[BEGIN RECORDS FOR PROCESSING]

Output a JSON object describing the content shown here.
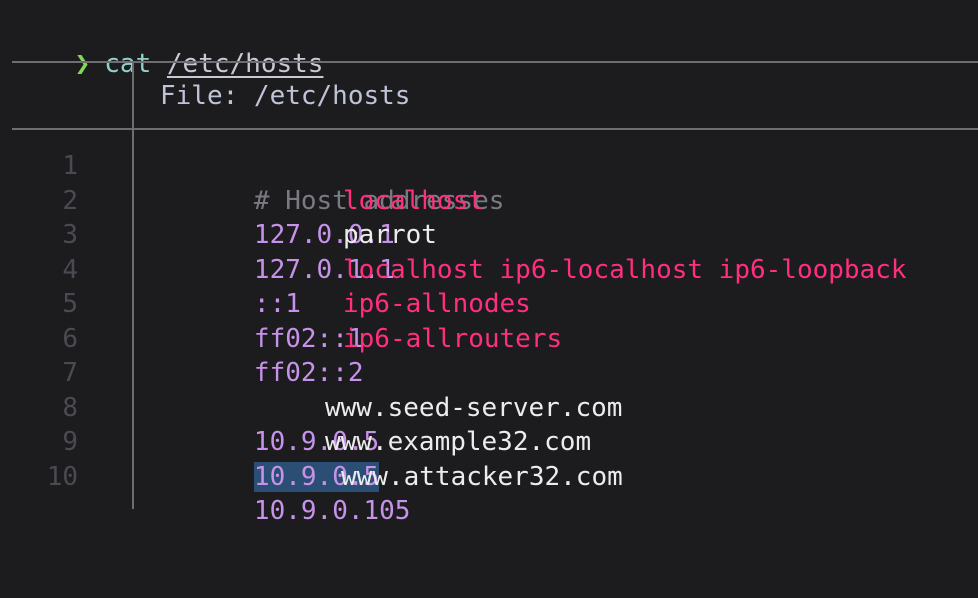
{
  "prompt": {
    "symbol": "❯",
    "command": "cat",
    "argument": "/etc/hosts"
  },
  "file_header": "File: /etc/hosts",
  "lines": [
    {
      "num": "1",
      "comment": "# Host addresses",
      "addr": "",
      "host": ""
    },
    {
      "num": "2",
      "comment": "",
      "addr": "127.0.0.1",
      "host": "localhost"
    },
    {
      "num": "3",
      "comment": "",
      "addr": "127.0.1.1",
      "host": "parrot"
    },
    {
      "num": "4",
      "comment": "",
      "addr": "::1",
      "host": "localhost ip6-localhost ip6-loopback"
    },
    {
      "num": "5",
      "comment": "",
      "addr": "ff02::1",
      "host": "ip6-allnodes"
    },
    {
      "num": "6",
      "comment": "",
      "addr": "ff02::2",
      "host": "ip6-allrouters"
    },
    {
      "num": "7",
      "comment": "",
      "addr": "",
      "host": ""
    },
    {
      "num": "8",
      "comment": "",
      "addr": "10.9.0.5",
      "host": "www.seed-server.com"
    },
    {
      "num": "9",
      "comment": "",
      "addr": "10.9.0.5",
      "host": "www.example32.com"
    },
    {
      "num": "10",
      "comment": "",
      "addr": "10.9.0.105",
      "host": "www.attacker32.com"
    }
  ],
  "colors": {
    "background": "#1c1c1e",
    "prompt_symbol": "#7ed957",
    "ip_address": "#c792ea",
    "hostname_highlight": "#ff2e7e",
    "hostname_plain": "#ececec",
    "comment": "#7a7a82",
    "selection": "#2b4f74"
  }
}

[END RECORDS FOR PROCESSING]

TASK DIRECTIONS => Without the pictures, write out the whole listing above exactly as it appears.

RESPONSE =>
Output a JSON object describing the content shown here.
{
  "prompt": {
    "symbol": "❯",
    "command": "cat",
    "argument": "/etc/hosts"
  },
  "file_header": "File: /etc/hosts",
  "lines": [
    {
      "num": "1",
      "comment": "# Host addresses",
      "addr": "",
      "host": ""
    },
    {
      "num": "2",
      "comment": "",
      "addr": "127.0.0.1",
      "host": "localhost"
    },
    {
      "num": "3",
      "comment": "",
      "addr": "127.0.1.1",
      "host": "parrot"
    },
    {
      "num": "4",
      "comment": "",
      "addr": "::1",
      "host": "localhost ip6-localhost ip6-loopback"
    },
    {
      "num": "5",
      "comment": "",
      "addr": "ff02::1",
      "host": "ip6-allnodes"
    },
    {
      "num": "6",
      "comment": "",
      "addr": "ff02::2",
      "host": "ip6-allrouters"
    },
    {
      "num": "7",
      "comment": "",
      "addr": "",
      "host": ""
    },
    {
      "num": "8",
      "comment": "",
      "addr": "10.9.0.5",
      "host": "www.seed-server.com"
    },
    {
      "num": "9",
      "comment": "",
      "addr": "10.9.0.5",
      "host": "www.example32.com"
    },
    {
      "num": "10",
      "comment": "",
      "addr": "10.9.0.105",
      "host": "www.attacker32.com"
    }
  ],
  "colors": {
    "background": "#1c1c1e",
    "prompt_symbol": "#7ed957",
    "ip_address": "#c792ea",
    "hostname_highlight": "#ff2e7e",
    "hostname_plain": "#ececec",
    "comment": "#7a7a82",
    "selection": "#2b4f74"
  }
}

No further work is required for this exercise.